→ **Items**:
---+---

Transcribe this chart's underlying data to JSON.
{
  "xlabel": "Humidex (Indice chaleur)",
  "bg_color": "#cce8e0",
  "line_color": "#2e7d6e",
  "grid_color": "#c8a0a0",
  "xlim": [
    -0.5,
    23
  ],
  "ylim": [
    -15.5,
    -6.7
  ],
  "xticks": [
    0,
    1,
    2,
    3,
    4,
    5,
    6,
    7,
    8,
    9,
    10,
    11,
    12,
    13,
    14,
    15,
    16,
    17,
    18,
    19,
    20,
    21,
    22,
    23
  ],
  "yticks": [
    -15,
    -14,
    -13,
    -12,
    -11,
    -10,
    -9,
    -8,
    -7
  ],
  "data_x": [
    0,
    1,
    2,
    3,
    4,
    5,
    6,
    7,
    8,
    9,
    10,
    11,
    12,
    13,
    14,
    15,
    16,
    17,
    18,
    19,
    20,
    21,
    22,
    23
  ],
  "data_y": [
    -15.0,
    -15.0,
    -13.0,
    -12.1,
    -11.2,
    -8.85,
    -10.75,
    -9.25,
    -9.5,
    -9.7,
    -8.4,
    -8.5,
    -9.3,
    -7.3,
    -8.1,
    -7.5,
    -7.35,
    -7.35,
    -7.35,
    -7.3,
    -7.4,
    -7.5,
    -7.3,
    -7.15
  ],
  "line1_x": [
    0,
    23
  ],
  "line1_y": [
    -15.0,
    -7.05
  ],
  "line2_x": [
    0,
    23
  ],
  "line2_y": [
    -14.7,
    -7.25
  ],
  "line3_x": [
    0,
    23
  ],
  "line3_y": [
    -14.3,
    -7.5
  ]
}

---+---

→ **To do**:
Your task is to retype all the records above with nothing left out.

→ **Exercise response**:
Transcribe this chart's underlying data to JSON.
{
  "xlabel": "Humidex (Indice chaleur)",
  "bg_color": "#cce8e0",
  "line_color": "#2e7d6e",
  "grid_color": "#c8a0a0",
  "xlim": [
    -0.5,
    23
  ],
  "ylim": [
    -15.5,
    -6.7
  ],
  "xticks": [
    0,
    1,
    2,
    3,
    4,
    5,
    6,
    7,
    8,
    9,
    10,
    11,
    12,
    13,
    14,
    15,
    16,
    17,
    18,
    19,
    20,
    21,
    22,
    23
  ],
  "yticks": [
    -15,
    -14,
    -13,
    -12,
    -11,
    -10,
    -9,
    -8,
    -7
  ],
  "data_x": [
    0,
    1,
    2,
    3,
    4,
    5,
    6,
    7,
    8,
    9,
    10,
    11,
    12,
    13,
    14,
    15,
    16,
    17,
    18,
    19,
    20,
    21,
    22,
    23
  ],
  "data_y": [
    -15.0,
    -15.0,
    -13.0,
    -12.1,
    -11.2,
    -8.85,
    -10.75,
    -9.25,
    -9.5,
    -9.7,
    -8.4,
    -8.5,
    -9.3,
    -7.3,
    -8.1,
    -7.5,
    -7.35,
    -7.35,
    -7.35,
    -7.3,
    -7.4,
    -7.5,
    -7.3,
    -7.15
  ],
  "line1_x": [
    0,
    23
  ],
  "line1_y": [
    -15.0,
    -7.05
  ],
  "line2_x": [
    0,
    23
  ],
  "line2_y": [
    -14.7,
    -7.25
  ],
  "line3_x": [
    0,
    23
  ],
  "line3_y": [
    -14.3,
    -7.5
  ]
}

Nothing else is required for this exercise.